## Short exercise
Go through each line of the records below and count those with the word "régions"; give only the total.

Saved entries:
--*--

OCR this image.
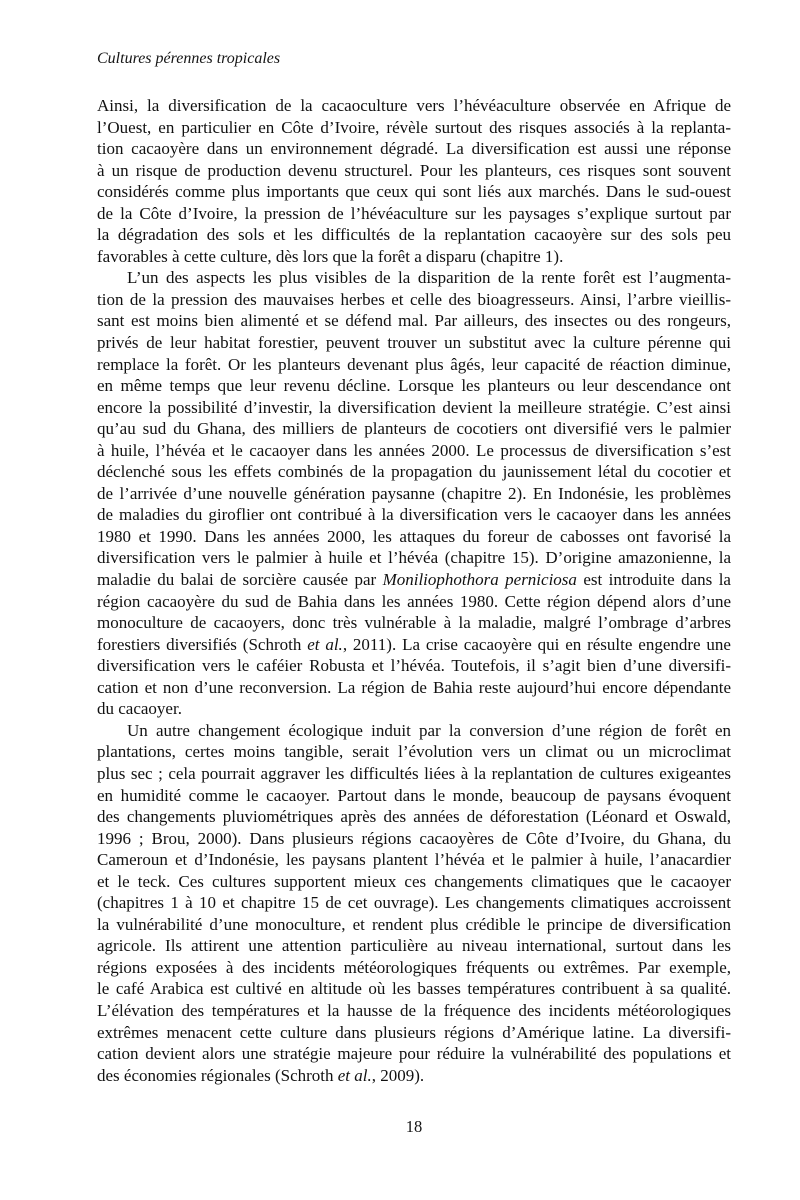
Cultures pérennes tropicales
Ainsi, la diversification de la cacaoculture vers l’hévéaculture observée en Afrique de
l’Ouest, en particulier en Côte d’Ivoire, révèle surtout des risques associés à la replanta-
tion cacaoyère dans un environnement dégradé. La diversification est aussi une réponse
à un risque de production devenu structurel. Pour les planteurs, ces risques sont souvent
considérés comme plus importants que ceux qui sont liés aux marchés. Dans le sud-ouest
de la Côte d’Ivoire, la pression de l’hévéaculture sur les paysages s’explique surtout par
la dégradation des sols et les difficultés de la replantation cacaoyère sur des sols peu
favorables à cette culture, dès lors que la forêt a disparu (chapitre 1).
L’un des aspects les plus visibles de la disparition de la rente forêt est l’augmenta-
tion de la pression des mauvaises herbes et celle des bioagresseurs. Ainsi, l’arbre vieillis-
sant est moins bien alimenté et se défend mal. Par ailleurs, des insectes ou des rongeurs,
privés de leur habitat forestier, peuvent trouver un substitut avec la culture pérenne qui
remplace la forêt. Or les planteurs devenant plus âgés, leur capacité de réaction diminue,
en même temps que leur revenu décline. Lorsque les planteurs ou leur descendance ont
encore la possibilité d’investir, la diversification devient la meilleure stratégie. C’est ainsi
qu’au sud du Ghana, des milliers de planteurs de cocotiers ont diversifié vers le palmier
à huile, l’hévéa et le cacaoyer dans les années 2000. Le processus de diversification s’est
déclenché sous les effets combinés de la propagation du jaunissement létal du cocotier et
de l’arrivée d’une nouvelle génération paysanne (chapitre 2). En Indonésie, les problèmes
de maladies du giroflier ont contribué à la diversification vers le cacaoyer dans les années
1980 et 1990. Dans les années 2000, les attaques du foreur de cabosses ont favorisé la
diversification vers le palmier à huile et l’hévéa (chapitre 15). D’origine amazonienne, la
maladie du balai de sorcière causée par Moniliophothora perniciosa est introduite dans la
région cacaoyère du sud de Bahia dans les années 1980. Cette région dépend alors d’une
monoculture de cacaoyers, donc très vulnérable à la maladie, malgré l’ombrage d’arbres
forestiers diversifiés (Schroth et al., 2011). La crise cacaoyère qui en résulte engendre une
diversification vers le caféier Robusta et l’hévéa. Toutefois, il s’agit bien d’une diversifi-
cation et non d’une reconversion. La région de Bahia reste aujourd’hui encore dépendante
du cacaoyer.
Un autre changement écologique induit par la conversion d’une région de forêt en
plantations, certes moins tangible, serait l’évolution vers un climat ou un microclimat
plus sec ; cela pourrait aggraver les difficultés liées à la replantation de cultures exigeantes
en humidité comme le cacaoyer. Partout dans le monde, beaucoup de paysans évoquent
des changements pluviométriques après des années de déforestation (Léonard et Oswald,
1996 ; Brou, 2000). Dans plusieurs régions cacaoyères de Côte d’Ivoire, du Ghana, du
Cameroun et d’Indonésie, les paysans plantent l’hévéa et le palmier à huile, l’anacardier
et le teck. Ces cultures supportent mieux ces changements climatiques que le cacaoyer
(chapitres 1 à 10 et chapitre 15 de cet ouvrage). Les changements climatiques accroissent
la vulnérabilité d’une monoculture, et rendent plus crédible le principe de diversification
agricole. Ils attirent une attention particulière au niveau international, surtout dans les
régions exposées à des incidents météorologiques fréquents ou extrêmes. Par exemple,
le café Arabica est cultivé en altitude où les basses températures contribuent à sa qualité.
L’élévation des températures et la hausse de la fréquence des incidents météorologiques
extrêmes menacent cette culture dans plusieurs régions d’Amérique latine. La diversifi-
cation devient alors une stratégie majeure pour réduire la vulnérabilité des populations et
des économies régionales (Schroth et al., 2009).
18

--*--

## Reply to the task
3